THE INPUT:

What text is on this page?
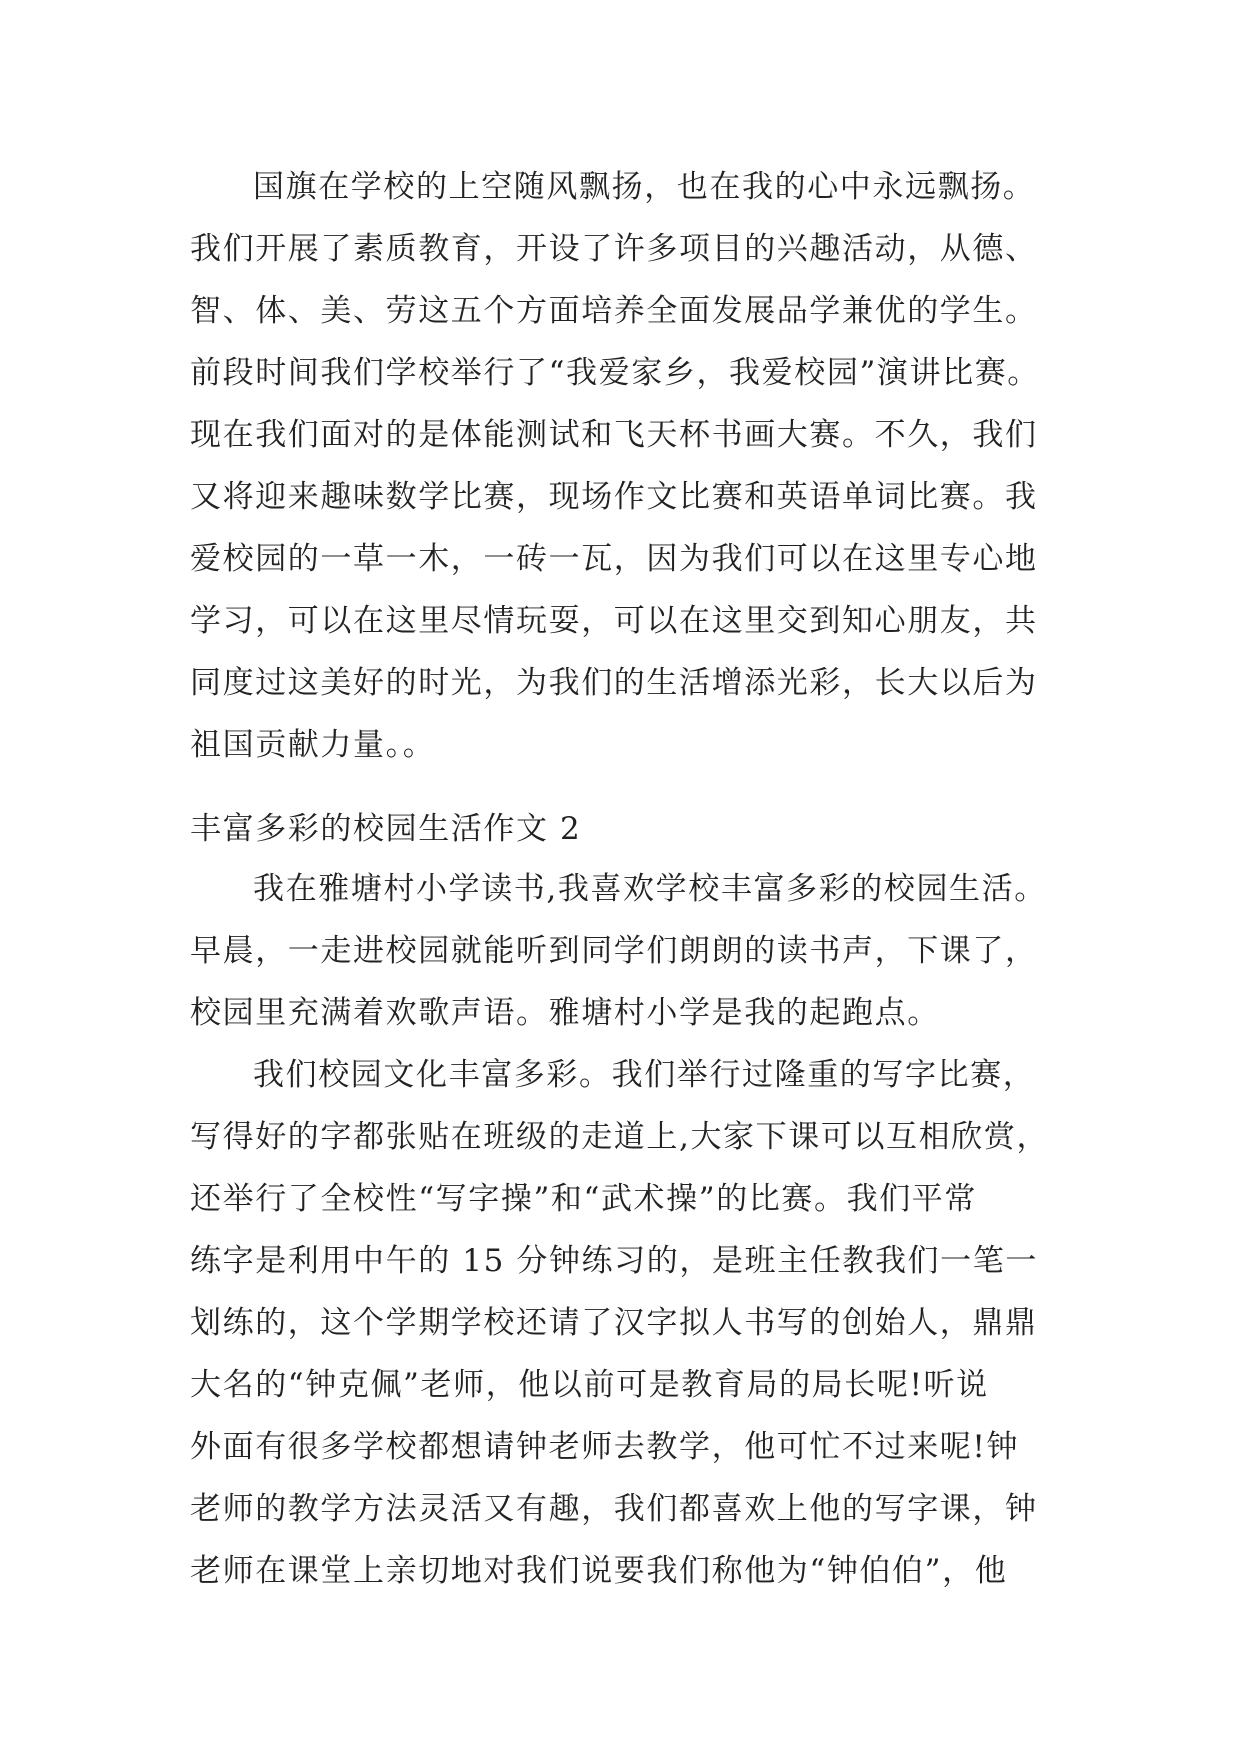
国旗在学校的上空随风飘扬，也在我的心中永远飘扬。
我们开展了素质教育，开设了许多项目的兴趣活动，从德、
智、体、美、劳这五个方面培养全面发展品学兼优的学生。
前段时间我们学校举行了“我爱家乡，我爱校园”演讲比赛。
现在我们面对的是体能测试和飞天杯书画大赛。不久，我们
又将迎来趣味数学比赛，现场作文比赛和英语单词比赛。我
爱校园的一草一木，一砖一瓦，因为我们可以在这里专心地
学习，可以在这里尽情玩耍，可以在这里交到知心朋友，共
同度过这美好的时光，为我们的生活增添光彩，长大以后为
祖国贡献力量。。
丰富多彩的校园生活作文 2
我在雅塘村小学读书,我喜欢学校丰富多彩的校园生活。
早晨，一走进校园就能听到同学们朗朗的读书声，下课了，
校园里充满着欢歌声语。雅塘村小学是我的起跑点。
我们校园文化丰富多彩。我们举行过隆重的写字比赛，
写得好的字都张贴在班级的走道上,大家下课可以互相欣赏，
还举行了全校性“写字操”和“武术操”的比赛。我们平常
练字是利用中午的 15 分钟练习的，是班主任教我们一笔一
划练的，这个学期学校还请了汉字拟人书写的创始人，鼎鼎
大名的“钟克佩”老师，他以前可是教育局的局长呢!听说
外面有很多学校都想请钟老师去教学，他可忙不过来呢!钟
老师的教学方法灵活又有趣，我们都喜欢上他的写字课，钟
老师在课堂上亲切地对我们说要我们称他为“钟伯伯”，他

TASK GOAL: Quote every line word for word and keep the images out of the copy.

RESPONSE:
What text is on this page?
国旗在学校的上空随风飘扬，也在我的心中永远飘扬。
我们开展了素质教育，开设了许多项目的兴趣活动，从德、
智、体、美、劳这五个方面培养全面发展品学兼优的学生。
前段时间我们学校举行了“我爱家乡，我爱校园”演讲比赛。
现在我们面对的是体能测试和飞天杯书画大赛。不久，我们
又将迎来趣味数学比赛，现场作文比赛和英语单词比赛。我
爱校园的一草一木，一砖一瓦，因为我们可以在这里专心地
学习，可以在这里尽情玩耍，可以在这里交到知心朋友，共
同度过这美好的时光，为我们的生活增添光彩，长大以后为
祖国贡献力量。。
丰富多彩的校园生活作文 2
我在雅塘村小学读书,我喜欢学校丰富多彩的校园生活。
早晨，一走进校园就能听到同学们朗朗的读书声，下课了，
校园里充满着欢歌声语。雅塘村小学是我的起跑点。
我们校园文化丰富多彩。我们举行过隆重的写字比赛，
写得好的字都张贴在班级的走道上,大家下课可以互相欣赏，
还举行了全校性“写字操”和“武术操”的比赛。我们平常
练字是利用中午的 15 分钟练习的，是班主任教我们一笔一
划练的，这个学期学校还请了汉字拟人书写的创始人，鼎鼎
大名的“钟克佩”老师，他以前可是教育局的局长呢!听说
外面有很多学校都想请钟老师去教学，他可忙不过来呢!钟
老师的教学方法灵活又有趣，我们都喜欢上他的写字课，钟
老师在课堂上亲切地对我们说要我们称他为“钟伯伯”，他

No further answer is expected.